# Problem statement
Extract every line below, verbatim.

►

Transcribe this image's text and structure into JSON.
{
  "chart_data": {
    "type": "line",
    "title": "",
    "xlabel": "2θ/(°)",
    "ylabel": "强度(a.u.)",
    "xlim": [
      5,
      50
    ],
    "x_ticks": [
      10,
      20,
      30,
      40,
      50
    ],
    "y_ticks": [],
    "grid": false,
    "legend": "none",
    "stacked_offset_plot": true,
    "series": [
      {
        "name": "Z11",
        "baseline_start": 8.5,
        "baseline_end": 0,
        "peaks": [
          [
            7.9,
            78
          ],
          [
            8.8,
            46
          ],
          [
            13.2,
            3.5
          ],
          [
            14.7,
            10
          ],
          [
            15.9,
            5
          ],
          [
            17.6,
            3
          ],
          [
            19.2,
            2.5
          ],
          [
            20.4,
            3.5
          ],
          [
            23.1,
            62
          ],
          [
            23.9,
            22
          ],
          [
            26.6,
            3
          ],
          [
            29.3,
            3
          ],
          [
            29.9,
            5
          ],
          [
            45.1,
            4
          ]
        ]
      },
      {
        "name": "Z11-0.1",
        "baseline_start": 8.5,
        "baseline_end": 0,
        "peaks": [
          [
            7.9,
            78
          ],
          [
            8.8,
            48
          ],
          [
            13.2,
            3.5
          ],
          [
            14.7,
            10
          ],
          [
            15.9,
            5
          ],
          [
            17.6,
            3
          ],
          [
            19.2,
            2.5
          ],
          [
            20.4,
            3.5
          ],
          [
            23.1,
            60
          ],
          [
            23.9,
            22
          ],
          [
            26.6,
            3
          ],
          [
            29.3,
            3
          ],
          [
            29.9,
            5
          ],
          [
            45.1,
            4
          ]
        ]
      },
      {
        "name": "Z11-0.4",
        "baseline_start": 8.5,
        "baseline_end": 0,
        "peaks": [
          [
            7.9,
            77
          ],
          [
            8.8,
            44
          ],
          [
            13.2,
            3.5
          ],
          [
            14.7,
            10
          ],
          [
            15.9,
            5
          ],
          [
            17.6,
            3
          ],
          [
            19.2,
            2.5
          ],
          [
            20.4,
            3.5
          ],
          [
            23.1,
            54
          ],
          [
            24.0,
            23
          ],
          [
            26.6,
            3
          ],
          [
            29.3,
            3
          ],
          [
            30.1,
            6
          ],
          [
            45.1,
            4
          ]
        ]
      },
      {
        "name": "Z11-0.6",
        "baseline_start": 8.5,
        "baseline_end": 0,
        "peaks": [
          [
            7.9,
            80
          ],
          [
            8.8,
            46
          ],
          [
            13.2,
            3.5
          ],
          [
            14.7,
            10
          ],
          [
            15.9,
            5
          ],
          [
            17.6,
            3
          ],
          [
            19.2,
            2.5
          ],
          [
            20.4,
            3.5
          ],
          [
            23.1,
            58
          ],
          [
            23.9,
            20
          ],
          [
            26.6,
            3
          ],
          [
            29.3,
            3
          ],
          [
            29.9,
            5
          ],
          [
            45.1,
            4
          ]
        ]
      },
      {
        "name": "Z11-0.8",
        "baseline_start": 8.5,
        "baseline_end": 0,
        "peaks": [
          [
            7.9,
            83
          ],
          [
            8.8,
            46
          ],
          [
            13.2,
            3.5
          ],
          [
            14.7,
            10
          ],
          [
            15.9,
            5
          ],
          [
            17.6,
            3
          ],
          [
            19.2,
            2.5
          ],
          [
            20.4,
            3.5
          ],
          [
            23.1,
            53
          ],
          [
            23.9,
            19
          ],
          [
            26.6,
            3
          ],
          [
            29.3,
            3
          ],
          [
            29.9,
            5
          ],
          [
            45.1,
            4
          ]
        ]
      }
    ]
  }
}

◄

# Final result
Transcribe this image's text and structure into JSON.
{
  "chart_data": {
    "type": "line",
    "title": "",
    "xlabel": "2θ/(°)",
    "ylabel": "强度(a.u.)",
    "xlim": [
      5,
      50
    ],
    "x_ticks": [
      10,
      20,
      30,
      40,
      50
    ],
    "y_ticks": [],
    "grid": false,
    "legend": "none",
    "stacked_offset_plot": true,
    "series": [
      {
        "name": "Z11",
        "baseline_start": 8.5,
        "baseline_end": 0,
        "peaks": [
          [
            7.9,
            78
          ],
          [
            8.8,
            46
          ],
          [
            13.2,
            3.5
          ],
          [
            14.7,
            10
          ],
          [
            15.9,
            5
          ],
          [
            17.6,
            3
          ],
          [
            19.2,
            2.5
          ],
          [
            20.4,
            3.5
          ],
          [
            23.1,
            62
          ],
          [
            23.9,
            22
          ],
          [
            26.6,
            3
          ],
          [
            29.3,
            3
          ],
          [
            29.9,
            5
          ],
          [
            45.1,
            4
          ]
        ]
      },
      {
        "name": "Z11-0.1",
        "baseline_start": 8.5,
        "baseline_end": 0,
        "peaks": [
          [
            7.9,
            78
          ],
          [
            8.8,
            48
          ],
          [
            13.2,
            3.5
          ],
          [
            14.7,
            10
          ],
          [
            15.9,
            5
          ],
          [
            17.6,
            3
          ],
          [
            19.2,
            2.5
          ],
          [
            20.4,
            3.5
          ],
          [
            23.1,
            60
          ],
          [
            23.9,
            22
          ],
          [
            26.6,
            3
          ],
          [
            29.3,
            3
          ],
          [
            29.9,
            5
          ],
          [
            45.1,
            4
          ]
        ]
      },
      {
        "name": "Z11-0.4",
        "baseline_start": 8.5,
        "baseline_end": 0,
        "peaks": [
          [
            7.9,
            77
          ],
          [
            8.8,
            44
          ],
          [
            13.2,
            3.5
          ],
          [
            14.7,
            10
          ],
          [
            15.9,
            5
          ],
          [
            17.6,
            3
          ],
          [
            19.2,
            2.5
          ],
          [
            20.4,
            3.5
          ],
          [
            23.1,
            54
          ],
          [
            24.0,
            23
          ],
          [
            26.6,
            3
          ],
          [
            29.3,
            3
          ],
          [
            30.1,
            6
          ],
          [
            45.1,
            4
          ]
        ]
      },
      {
        "name": "Z11-0.6",
        "baseline_start": 8.5,
        "baseline_end": 0,
        "peaks": [
          [
            7.9,
            80
          ],
          [
            8.8,
            46
          ],
          [
            13.2,
            3.5
          ],
          [
            14.7,
            10
          ],
          [
            15.9,
            5
          ],
          [
            17.6,
            3
          ],
          [
            19.2,
            2.5
          ],
          [
            20.4,
            3.5
          ],
          [
            23.1,
            58
          ],
          [
            23.9,
            20
          ],
          [
            26.6,
            3
          ],
          [
            29.3,
            3
          ],
          [
            29.9,
            5
          ],
          [
            45.1,
            4
          ]
        ]
      },
      {
        "name": "Z11-0.8",
        "baseline_start": 8.5,
        "baseline_end": 0,
        "peaks": [
          [
            7.9,
            83
          ],
          [
            8.8,
            46
          ],
          [
            13.2,
            3.5
          ],
          [
            14.7,
            10
          ],
          [
            15.9,
            5
          ],
          [
            17.6,
            3
          ],
          [
            19.2,
            2.5
          ],
          [
            20.4,
            3.5
          ],
          [
            23.1,
            53
          ],
          [
            23.9,
            19
          ],
          [
            26.6,
            3
          ],
          [
            29.3,
            3
          ],
          [
            29.9,
            5
          ],
          [
            45.1,
            4
          ]
        ]
      }
    ]
  }
}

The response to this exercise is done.